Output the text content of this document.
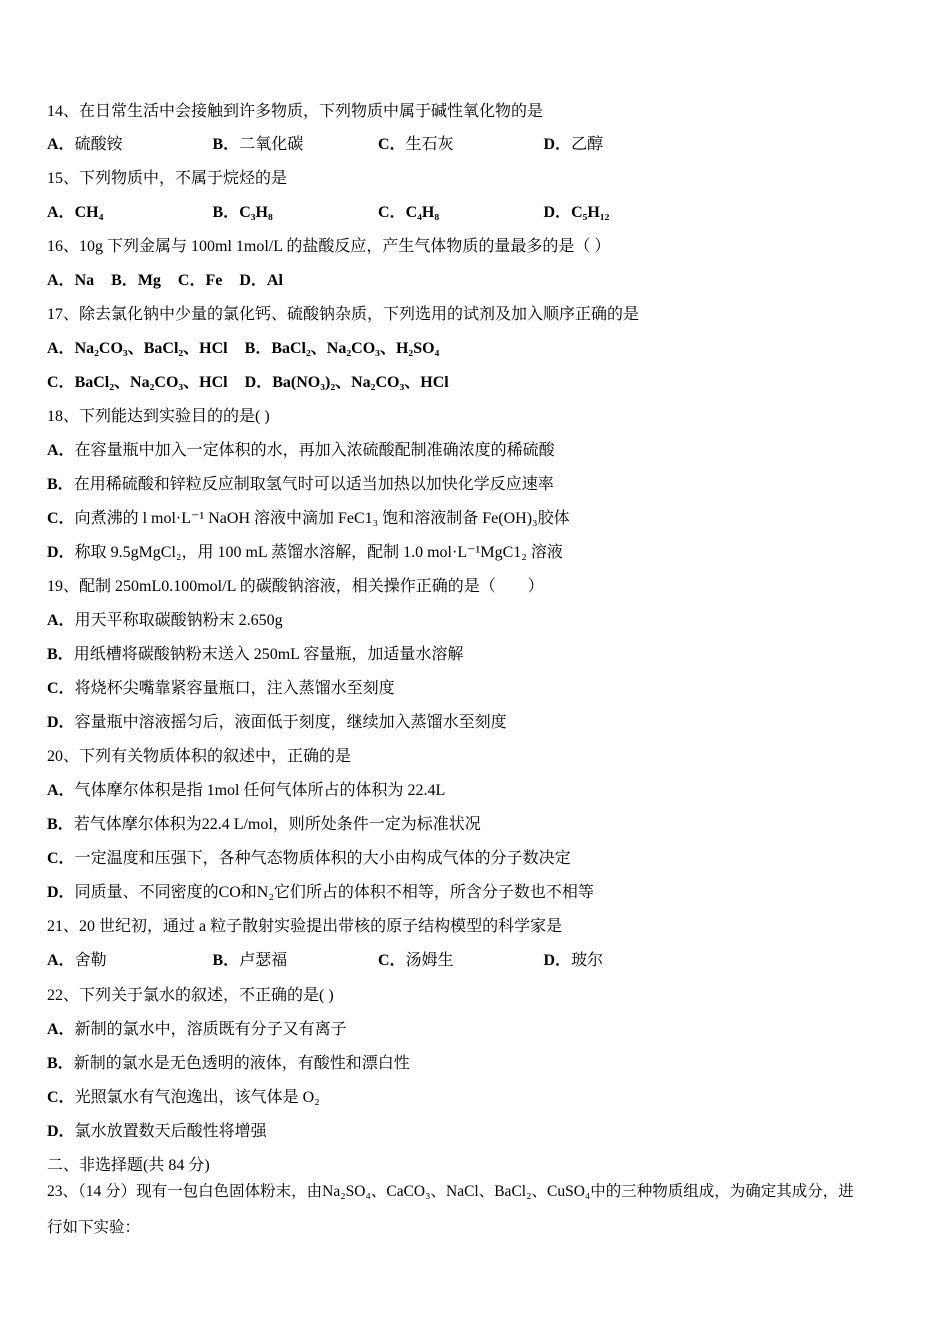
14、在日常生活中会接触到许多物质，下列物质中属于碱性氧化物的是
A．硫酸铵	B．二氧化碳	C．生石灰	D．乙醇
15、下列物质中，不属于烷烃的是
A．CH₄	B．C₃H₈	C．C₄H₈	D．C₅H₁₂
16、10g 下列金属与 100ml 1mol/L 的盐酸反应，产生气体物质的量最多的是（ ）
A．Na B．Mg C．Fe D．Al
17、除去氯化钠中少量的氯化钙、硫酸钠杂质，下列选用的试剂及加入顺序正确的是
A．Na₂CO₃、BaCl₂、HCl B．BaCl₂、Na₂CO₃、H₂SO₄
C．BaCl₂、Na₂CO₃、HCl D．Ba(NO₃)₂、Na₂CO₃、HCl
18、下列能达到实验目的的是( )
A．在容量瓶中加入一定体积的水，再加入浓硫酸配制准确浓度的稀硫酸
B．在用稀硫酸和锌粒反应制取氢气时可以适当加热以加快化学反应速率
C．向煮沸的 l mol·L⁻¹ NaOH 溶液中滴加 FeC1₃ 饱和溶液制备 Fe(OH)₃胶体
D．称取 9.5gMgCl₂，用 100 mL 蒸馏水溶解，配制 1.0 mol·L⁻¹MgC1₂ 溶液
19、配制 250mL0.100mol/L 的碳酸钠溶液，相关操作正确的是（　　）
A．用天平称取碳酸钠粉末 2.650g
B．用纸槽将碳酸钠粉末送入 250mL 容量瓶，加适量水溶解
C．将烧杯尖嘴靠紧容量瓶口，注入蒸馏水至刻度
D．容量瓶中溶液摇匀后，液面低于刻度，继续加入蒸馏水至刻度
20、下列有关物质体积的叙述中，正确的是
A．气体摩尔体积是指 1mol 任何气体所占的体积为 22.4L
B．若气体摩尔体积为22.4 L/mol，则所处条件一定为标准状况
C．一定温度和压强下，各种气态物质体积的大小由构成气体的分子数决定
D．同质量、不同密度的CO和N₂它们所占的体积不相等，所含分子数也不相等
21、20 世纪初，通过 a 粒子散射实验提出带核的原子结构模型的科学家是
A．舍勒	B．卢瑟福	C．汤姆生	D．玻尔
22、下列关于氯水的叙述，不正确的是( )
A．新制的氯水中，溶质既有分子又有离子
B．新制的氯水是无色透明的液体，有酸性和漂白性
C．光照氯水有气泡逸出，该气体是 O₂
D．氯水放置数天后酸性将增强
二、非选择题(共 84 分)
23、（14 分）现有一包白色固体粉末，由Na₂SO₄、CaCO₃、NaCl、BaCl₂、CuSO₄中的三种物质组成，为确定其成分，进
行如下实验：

+ + + + + + +

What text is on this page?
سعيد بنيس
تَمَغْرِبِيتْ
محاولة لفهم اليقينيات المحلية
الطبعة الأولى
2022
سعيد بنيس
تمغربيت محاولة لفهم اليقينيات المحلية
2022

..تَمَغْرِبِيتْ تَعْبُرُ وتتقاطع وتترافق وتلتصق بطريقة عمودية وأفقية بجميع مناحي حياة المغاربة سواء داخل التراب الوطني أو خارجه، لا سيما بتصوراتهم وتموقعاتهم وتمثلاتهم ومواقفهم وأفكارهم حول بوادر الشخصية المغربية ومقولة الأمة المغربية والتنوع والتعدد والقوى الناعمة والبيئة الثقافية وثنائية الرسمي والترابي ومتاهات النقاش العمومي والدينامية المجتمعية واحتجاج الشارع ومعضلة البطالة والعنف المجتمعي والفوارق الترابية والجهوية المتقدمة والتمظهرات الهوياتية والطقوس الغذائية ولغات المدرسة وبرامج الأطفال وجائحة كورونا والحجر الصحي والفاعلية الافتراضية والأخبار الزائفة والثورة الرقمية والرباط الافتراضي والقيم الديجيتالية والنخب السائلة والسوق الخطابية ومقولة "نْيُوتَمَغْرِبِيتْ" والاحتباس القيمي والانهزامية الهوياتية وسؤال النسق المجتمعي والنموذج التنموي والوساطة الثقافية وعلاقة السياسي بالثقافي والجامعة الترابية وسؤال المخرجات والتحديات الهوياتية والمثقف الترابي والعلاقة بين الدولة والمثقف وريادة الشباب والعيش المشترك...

+ + + + + + +

- _TASK BRIEF_: In the listing above, locate each line with "المحلية" and copy it.

- _EXERCISE SOLUTION_:
محاولة لفهم اليقينيات المحلية
تمغربيت محاولة لفهم اليقينيات المحلية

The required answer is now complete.